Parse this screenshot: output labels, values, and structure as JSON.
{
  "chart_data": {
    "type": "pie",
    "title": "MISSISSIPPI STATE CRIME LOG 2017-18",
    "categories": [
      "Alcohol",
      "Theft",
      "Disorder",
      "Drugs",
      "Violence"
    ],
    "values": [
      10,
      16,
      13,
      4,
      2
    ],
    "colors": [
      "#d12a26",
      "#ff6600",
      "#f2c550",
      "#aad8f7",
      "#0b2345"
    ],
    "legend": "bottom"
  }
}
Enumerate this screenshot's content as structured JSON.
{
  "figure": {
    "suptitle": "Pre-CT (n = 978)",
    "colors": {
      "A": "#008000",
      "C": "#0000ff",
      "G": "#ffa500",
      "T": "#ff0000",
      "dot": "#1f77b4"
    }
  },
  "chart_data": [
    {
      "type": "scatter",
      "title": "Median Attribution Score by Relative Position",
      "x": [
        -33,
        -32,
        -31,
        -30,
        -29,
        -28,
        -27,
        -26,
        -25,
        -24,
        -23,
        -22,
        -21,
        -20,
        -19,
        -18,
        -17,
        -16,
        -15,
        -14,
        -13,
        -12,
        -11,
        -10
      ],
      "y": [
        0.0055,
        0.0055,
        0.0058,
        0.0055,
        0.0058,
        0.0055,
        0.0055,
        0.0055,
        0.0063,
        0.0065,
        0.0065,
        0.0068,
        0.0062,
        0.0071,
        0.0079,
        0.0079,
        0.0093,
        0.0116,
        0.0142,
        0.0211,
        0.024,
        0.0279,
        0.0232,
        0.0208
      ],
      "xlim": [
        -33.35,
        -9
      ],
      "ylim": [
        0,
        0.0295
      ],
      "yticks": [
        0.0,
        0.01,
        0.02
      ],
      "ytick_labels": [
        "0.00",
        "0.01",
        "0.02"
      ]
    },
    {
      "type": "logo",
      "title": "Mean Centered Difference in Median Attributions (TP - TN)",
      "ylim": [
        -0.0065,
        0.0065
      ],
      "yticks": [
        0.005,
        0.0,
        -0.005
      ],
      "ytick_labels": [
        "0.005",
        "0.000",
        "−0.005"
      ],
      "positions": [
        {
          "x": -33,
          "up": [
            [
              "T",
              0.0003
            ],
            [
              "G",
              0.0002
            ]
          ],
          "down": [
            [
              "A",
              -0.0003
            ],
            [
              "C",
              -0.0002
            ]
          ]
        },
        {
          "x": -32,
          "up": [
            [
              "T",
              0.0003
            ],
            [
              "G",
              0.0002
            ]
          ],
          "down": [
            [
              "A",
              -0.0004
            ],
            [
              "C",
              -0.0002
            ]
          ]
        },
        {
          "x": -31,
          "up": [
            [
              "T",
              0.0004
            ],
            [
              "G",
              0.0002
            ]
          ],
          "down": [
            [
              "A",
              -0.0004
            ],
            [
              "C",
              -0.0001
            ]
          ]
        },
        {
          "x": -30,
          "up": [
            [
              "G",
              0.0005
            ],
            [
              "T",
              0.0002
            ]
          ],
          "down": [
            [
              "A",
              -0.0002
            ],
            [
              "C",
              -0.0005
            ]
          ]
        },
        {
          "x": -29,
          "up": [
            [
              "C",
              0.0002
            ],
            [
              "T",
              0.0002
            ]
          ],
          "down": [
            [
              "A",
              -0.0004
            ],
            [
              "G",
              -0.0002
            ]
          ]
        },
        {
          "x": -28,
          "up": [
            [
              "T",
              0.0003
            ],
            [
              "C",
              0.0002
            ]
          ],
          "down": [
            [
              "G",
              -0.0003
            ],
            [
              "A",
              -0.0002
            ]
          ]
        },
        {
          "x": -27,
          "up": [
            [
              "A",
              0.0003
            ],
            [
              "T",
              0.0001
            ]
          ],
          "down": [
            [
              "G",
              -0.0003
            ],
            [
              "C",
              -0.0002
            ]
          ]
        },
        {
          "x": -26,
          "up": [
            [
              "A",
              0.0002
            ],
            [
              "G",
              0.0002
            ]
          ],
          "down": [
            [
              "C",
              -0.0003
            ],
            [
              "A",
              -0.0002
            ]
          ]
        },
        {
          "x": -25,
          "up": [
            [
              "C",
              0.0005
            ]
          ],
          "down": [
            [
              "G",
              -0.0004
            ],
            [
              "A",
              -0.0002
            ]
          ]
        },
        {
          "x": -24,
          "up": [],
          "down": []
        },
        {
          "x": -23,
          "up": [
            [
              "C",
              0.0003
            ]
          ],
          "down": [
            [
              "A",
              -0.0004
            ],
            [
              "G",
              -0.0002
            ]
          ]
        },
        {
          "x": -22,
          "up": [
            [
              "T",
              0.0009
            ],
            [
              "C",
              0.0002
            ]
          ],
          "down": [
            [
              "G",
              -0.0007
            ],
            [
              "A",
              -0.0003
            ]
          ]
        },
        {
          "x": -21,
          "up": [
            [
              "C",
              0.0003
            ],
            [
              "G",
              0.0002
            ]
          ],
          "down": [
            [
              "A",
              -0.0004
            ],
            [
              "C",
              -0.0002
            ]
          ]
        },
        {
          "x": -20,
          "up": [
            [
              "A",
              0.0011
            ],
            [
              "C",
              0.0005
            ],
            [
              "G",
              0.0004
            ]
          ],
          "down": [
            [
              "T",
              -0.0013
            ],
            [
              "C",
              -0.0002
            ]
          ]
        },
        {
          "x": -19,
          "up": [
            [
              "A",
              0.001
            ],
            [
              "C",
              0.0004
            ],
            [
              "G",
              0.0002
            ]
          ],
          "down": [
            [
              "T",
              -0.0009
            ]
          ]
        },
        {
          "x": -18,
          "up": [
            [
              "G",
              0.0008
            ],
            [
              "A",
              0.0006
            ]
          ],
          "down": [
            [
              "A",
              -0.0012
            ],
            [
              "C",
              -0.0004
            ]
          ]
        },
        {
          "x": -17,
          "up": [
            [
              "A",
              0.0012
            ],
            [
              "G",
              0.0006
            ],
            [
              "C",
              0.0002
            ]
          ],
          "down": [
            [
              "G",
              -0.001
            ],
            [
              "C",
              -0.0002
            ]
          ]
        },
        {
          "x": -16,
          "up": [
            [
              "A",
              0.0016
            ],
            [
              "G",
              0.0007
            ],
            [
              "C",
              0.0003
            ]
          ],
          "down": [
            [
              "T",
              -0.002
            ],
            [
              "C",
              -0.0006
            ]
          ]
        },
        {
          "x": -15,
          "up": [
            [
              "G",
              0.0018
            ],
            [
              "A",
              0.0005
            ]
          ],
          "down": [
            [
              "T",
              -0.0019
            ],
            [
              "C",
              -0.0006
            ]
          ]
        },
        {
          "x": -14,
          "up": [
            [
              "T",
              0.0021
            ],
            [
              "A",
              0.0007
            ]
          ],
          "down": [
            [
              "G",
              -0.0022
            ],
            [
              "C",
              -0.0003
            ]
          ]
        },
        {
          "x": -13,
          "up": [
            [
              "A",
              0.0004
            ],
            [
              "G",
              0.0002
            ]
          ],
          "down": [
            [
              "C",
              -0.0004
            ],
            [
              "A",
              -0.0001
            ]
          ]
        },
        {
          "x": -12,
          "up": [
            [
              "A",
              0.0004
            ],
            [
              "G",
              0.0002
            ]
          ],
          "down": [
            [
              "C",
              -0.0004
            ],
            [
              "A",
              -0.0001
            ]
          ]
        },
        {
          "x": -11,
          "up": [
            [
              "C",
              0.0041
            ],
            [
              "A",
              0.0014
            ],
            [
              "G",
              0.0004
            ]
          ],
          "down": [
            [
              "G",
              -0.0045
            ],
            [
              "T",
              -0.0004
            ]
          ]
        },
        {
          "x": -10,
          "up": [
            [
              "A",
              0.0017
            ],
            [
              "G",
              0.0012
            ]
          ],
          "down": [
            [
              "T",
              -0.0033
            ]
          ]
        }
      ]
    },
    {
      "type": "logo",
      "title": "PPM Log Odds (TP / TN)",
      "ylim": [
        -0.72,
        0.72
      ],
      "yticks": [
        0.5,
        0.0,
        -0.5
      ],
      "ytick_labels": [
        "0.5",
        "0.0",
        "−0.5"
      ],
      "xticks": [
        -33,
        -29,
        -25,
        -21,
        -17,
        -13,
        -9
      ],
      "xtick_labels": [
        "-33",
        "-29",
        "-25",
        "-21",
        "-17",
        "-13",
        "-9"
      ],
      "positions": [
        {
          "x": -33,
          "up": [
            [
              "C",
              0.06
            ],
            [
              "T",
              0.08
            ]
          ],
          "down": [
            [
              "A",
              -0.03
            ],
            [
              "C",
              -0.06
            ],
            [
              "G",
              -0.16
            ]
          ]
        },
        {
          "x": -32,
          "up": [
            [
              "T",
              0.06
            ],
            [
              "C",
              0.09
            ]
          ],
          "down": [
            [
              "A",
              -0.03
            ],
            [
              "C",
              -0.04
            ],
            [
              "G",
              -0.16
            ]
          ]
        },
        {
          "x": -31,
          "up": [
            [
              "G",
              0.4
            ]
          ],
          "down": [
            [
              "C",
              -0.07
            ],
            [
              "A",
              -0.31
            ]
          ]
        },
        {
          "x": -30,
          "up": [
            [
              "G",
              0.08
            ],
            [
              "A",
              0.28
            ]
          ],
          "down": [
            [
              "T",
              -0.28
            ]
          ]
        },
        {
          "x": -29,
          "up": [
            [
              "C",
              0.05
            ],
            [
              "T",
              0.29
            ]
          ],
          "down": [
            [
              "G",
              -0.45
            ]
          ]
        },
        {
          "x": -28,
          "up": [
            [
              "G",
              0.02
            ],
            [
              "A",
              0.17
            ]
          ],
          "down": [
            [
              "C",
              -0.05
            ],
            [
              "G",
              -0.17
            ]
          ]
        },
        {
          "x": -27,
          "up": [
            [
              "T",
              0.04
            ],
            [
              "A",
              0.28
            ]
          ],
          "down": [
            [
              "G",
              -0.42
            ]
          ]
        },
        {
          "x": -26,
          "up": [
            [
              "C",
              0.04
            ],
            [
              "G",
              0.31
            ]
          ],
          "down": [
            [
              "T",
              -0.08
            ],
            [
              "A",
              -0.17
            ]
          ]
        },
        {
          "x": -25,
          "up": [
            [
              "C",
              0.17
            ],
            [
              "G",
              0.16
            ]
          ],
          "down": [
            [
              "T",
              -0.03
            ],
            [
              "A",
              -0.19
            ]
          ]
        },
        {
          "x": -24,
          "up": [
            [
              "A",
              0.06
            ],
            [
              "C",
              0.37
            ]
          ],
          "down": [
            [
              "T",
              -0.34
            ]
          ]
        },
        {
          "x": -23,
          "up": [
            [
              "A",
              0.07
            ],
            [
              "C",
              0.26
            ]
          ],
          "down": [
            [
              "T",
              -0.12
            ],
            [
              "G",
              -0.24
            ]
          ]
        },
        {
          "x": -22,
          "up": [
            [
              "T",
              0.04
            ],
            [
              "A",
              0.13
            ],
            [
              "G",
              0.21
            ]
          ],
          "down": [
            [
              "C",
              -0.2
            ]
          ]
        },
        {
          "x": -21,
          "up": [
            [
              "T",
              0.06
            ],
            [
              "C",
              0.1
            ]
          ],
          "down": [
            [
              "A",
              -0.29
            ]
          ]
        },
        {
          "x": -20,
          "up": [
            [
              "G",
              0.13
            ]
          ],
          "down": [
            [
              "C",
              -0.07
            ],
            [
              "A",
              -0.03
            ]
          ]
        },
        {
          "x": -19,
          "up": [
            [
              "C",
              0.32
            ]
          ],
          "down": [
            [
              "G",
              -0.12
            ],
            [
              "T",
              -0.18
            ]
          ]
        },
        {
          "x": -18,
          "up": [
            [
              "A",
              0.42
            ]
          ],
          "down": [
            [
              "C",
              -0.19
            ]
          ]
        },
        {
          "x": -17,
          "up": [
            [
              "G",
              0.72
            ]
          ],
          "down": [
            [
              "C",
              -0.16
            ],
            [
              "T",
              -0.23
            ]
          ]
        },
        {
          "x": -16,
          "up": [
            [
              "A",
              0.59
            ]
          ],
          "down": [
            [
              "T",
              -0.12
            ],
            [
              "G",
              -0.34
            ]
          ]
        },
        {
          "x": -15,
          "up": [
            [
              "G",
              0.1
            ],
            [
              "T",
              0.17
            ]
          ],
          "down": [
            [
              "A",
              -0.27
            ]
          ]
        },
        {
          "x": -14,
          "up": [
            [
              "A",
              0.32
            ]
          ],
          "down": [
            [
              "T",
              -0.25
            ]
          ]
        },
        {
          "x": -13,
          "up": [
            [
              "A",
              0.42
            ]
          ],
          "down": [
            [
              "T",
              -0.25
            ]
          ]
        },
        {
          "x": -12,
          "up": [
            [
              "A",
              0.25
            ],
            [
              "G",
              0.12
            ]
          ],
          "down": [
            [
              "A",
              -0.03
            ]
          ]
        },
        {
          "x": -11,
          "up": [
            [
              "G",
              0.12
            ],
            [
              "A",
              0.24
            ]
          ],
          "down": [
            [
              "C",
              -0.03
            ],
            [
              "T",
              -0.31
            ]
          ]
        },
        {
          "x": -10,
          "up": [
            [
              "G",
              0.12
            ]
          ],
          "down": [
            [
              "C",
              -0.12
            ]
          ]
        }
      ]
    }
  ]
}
====
Above are the records. Copy every line in them holding "this".

Parse this screenshot: output labels, values, and structure as JSON.
Enumerate this screenshot's content as structured JSON.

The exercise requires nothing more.